Copy each line in the data that includes the word "السبعة".

Stored records:

** begin **

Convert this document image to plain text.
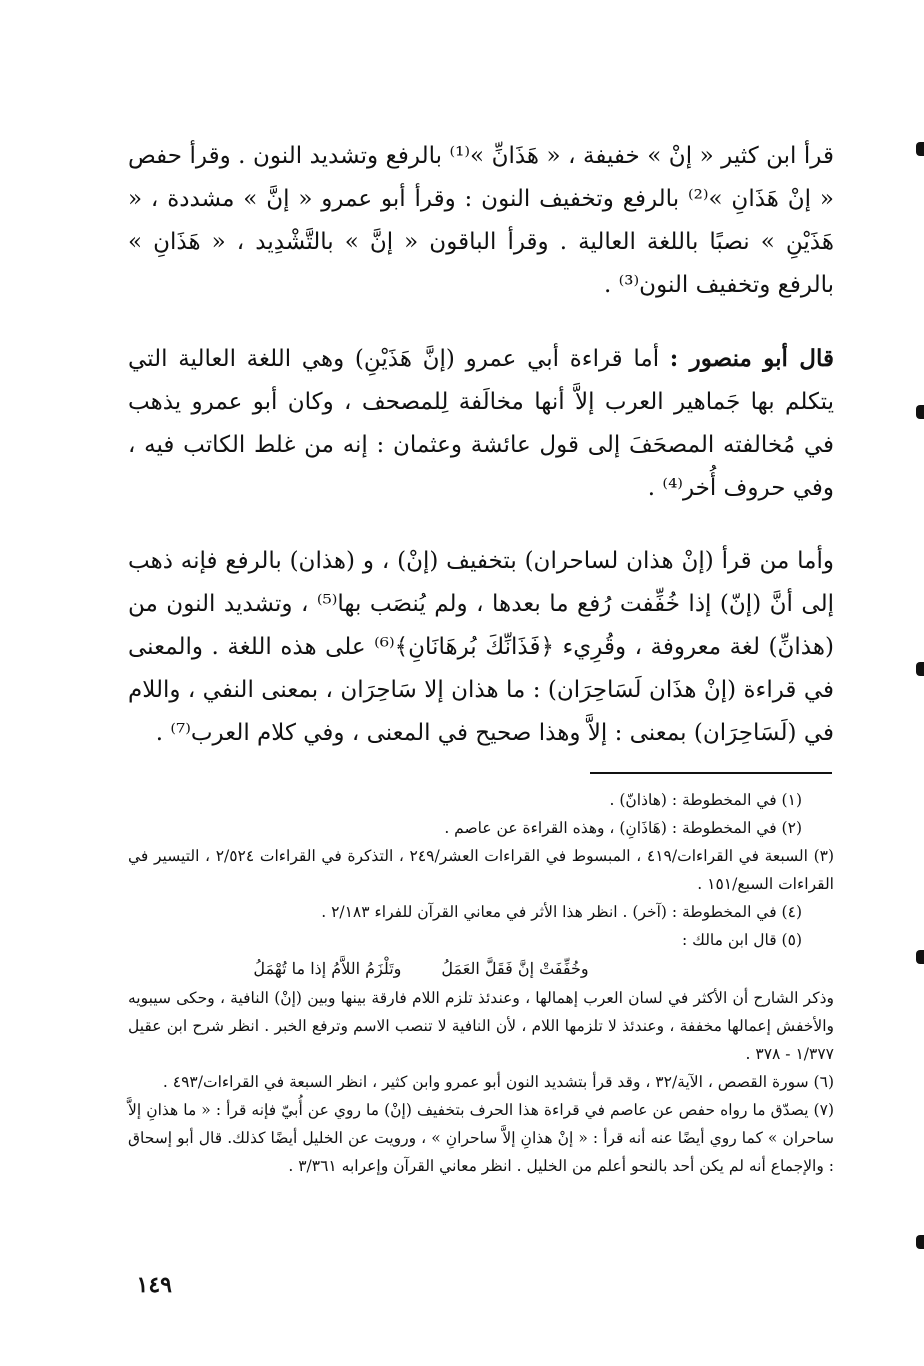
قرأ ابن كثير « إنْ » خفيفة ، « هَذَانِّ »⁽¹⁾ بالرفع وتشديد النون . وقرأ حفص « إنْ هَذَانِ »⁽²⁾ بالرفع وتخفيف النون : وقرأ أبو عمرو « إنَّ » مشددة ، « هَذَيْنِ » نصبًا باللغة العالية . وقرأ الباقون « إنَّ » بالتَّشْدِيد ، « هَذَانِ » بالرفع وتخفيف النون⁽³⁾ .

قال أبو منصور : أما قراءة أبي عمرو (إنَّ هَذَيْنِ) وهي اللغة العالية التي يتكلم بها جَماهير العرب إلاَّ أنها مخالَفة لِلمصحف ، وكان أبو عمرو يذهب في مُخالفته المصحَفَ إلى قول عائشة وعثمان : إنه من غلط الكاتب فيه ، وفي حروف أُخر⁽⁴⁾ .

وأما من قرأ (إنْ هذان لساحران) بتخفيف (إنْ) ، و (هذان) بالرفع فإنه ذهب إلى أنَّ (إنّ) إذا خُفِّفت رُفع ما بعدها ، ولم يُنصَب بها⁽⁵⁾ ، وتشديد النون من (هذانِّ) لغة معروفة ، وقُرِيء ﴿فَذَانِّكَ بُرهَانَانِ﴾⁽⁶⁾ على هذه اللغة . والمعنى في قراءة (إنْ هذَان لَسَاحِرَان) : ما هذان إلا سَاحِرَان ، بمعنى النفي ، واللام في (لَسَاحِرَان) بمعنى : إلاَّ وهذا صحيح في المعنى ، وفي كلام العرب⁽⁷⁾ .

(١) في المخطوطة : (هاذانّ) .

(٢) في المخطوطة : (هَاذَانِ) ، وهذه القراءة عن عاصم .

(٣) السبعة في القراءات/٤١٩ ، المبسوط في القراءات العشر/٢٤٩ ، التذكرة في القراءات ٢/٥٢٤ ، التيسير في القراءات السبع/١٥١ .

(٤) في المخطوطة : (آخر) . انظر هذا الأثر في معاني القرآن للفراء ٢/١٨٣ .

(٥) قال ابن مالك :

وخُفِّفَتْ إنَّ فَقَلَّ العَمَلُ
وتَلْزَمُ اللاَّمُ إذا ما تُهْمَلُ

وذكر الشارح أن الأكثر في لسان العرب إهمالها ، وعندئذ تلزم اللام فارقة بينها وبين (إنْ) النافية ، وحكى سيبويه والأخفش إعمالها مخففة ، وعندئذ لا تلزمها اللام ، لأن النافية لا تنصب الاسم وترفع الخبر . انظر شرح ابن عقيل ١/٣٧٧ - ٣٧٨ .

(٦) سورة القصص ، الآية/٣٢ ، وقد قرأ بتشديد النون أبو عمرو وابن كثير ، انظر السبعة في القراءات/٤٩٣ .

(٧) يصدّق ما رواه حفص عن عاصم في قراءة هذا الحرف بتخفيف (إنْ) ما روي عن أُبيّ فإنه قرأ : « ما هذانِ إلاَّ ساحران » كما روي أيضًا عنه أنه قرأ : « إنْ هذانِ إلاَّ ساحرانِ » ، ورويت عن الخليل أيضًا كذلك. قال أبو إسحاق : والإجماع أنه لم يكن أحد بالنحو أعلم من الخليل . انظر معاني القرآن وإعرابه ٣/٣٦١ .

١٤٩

** end **
** begin **

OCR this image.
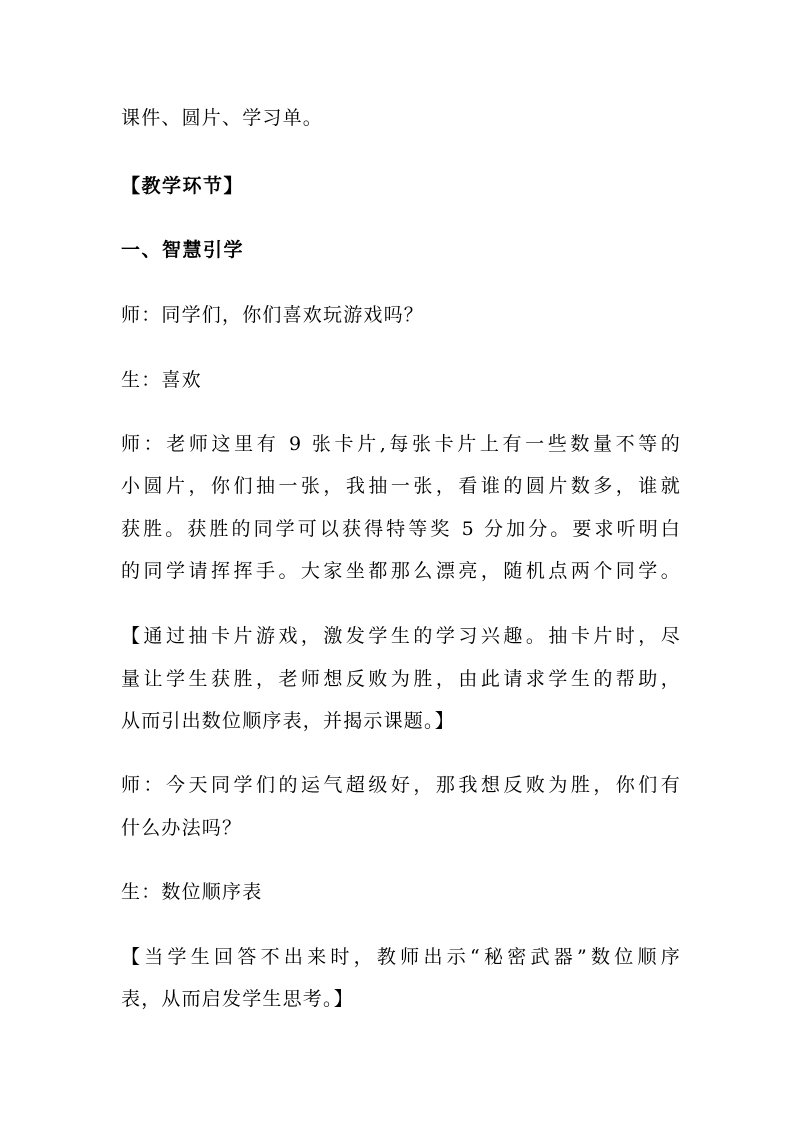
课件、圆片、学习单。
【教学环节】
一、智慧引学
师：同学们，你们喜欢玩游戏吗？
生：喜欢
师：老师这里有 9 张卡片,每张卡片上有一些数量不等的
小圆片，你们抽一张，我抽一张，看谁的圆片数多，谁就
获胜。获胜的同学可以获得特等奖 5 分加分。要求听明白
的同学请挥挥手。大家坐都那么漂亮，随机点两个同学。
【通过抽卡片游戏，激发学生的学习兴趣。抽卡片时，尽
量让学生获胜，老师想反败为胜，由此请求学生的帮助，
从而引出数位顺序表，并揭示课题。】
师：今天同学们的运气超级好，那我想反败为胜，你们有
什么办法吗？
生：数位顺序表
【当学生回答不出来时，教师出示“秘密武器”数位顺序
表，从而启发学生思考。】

** end **

Output for this task =
(٣) السبعة في القراءات/٤١٩ ، المبسوط في القراءات العشر/٢٤٩ ، التذكرة في القراءات ٢/٥٢٤ ، التيسير في القراءات السبع/١٥١ .
(٦) سورة القصص ، الآية/٣٢ ، وقد قرأ بتشديد النون أبو عمرو وابن كثير ، انظر السبعة في القراءات/٤٩٣ .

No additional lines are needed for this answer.